#### MATERIALS PROVIDED:
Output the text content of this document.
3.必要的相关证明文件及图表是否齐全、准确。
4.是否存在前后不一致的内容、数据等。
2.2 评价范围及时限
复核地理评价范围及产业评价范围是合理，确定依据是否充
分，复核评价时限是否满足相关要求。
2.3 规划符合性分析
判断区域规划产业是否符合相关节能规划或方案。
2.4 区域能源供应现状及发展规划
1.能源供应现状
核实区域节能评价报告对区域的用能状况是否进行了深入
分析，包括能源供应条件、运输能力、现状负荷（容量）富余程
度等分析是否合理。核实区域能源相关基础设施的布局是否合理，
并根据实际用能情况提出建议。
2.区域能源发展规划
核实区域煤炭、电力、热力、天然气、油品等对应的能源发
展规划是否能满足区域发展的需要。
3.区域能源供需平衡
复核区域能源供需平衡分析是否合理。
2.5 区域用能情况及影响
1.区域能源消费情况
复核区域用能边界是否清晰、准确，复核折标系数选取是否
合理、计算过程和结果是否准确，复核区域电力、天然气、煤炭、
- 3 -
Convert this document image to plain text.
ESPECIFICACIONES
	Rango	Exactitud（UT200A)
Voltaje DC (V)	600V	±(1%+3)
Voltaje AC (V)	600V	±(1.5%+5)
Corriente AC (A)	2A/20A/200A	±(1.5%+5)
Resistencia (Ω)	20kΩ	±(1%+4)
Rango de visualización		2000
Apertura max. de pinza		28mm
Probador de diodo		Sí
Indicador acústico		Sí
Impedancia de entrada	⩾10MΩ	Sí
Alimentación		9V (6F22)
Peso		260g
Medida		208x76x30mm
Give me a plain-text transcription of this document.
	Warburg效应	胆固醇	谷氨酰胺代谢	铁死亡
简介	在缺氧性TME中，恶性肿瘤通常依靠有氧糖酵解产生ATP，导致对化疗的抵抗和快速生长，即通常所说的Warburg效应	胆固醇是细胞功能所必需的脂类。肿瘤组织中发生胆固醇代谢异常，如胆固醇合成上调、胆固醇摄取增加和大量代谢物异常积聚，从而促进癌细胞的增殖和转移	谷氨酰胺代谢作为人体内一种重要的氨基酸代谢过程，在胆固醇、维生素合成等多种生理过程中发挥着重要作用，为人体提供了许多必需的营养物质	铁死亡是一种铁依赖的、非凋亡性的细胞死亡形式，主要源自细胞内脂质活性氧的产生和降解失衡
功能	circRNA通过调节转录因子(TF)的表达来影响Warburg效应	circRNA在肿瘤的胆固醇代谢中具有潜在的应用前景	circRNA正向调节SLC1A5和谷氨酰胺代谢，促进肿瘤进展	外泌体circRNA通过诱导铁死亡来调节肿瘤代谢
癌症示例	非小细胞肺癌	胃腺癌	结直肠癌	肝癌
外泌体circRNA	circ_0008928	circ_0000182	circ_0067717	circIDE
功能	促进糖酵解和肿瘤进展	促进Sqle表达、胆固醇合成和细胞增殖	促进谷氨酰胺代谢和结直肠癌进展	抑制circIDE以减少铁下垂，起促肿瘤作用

#### OBJECTIVE:
Return all of the data word for word.

#### RESULT OF THE EXERCISE:
Output the text content of this document.
3.必要的相关证明文件及图表是否齐全、准确。
4.是否存在前后不一致的内容、数据等。
2.2 评价范围及时限
复核地理评价范围及产业评价范围是合理，确定依据是否充
分，复核评价时限是否满足相关要求。
2.3 规划符合性分析
判断区域规划产业是否符合相关节能规划或方案。
2.4 区域能源供应现状及发展规划
1.能源供应现状
核实区域节能评价报告对区域的用能状况是否进行了深入
分析，包括能源供应条件、运输能力、现状负荷（容量）富余程
度等分析是否合理。核实区域能源相关基础设施的布局是否合理，
并根据实际用能情况提出建议。
2.区域能源发展规划
核实区域煤炭、电力、热力、天然气、油品等对应的能源发
展规划是否能满足区域发展的需要。
3.区域能源供需平衡
复核区域能源供需平衡分析是否合理。
2.5 区域用能情况及影响
1.区域能源消费情况
复核区域用能边界是否清晰、准确，复核折标系数选取是否
合理、计算过程和结果是否准确，复核区域电力、天然气、煤炭、
- 3 -
Convert this document image to plain text.
ESPECIFICACIONES
	Rango	Exactitud（UT200A)
Voltaje DC (V)	600V	±(1%+3)
Voltaje AC (V)	600V	±(1.5%+5)
Corriente AC (A)	2A/20A/200A	±(1.5%+5)
Resistencia (Ω)	20kΩ	±(1%+4)
Rango de visualización		2000
Apertura max. de pinza		28mm
Probador de diodo		Sí
Indicador acústico		Sí
Impedancia de entrada	⩾10MΩ	Sí
Alimentación		9V (6F22)
Peso		260g
Medida		208x76x30mm
Give me a plain-text transcription of this document.
	Warburg效应	胆固醇	谷氨酰胺代谢	铁死亡
简介	在缺氧性TME中，恶性肿瘤通常依靠有氧糖酵解产生ATP，导致对化疗的抵抗和快速生长，即通常所说的Warburg效应	胆固醇是细胞功能所必需的脂类。肿瘤组织中发生胆固醇代谢异常，如胆固醇合成上调、胆固醇摄取增加和大量代谢物异常积聚，从而促进癌细胞的增殖和转移	谷氨酰胺代谢作为人体内一种重要的氨基酸代谢过程，在胆固醇、维生素合成等多种生理过程中发挥着重要作用，为人体提供了许多必需的营养物质	铁死亡是一种铁依赖的、非凋亡性的细胞死亡形式，主要源自细胞内脂质活性氧的产生和降解失衡
功能	circRNA通过调节转录因子(TF)的表达来影响Warburg效应	circRNA在肿瘤的胆固醇代谢中具有潜在的应用前景	circRNA正向调节SLC1A5和谷氨酰胺代谢，促进肿瘤进展	外泌体circRNA通过诱导铁死亡来调节肿瘤代谢
癌症示例	非小细胞肺癌	胃腺癌	结直肠癌	肝癌
外泌体circRNA	circ_0008928	circ_0000182	circ_0067717	circIDE
功能	促进糖酵解和肿瘤进展	促进Sqle表达、胆固醇合成和细胞增殖	促进谷氨酰胺代谢和结直肠癌进展	抑制circIDE以减少铁下垂，起促肿瘤作用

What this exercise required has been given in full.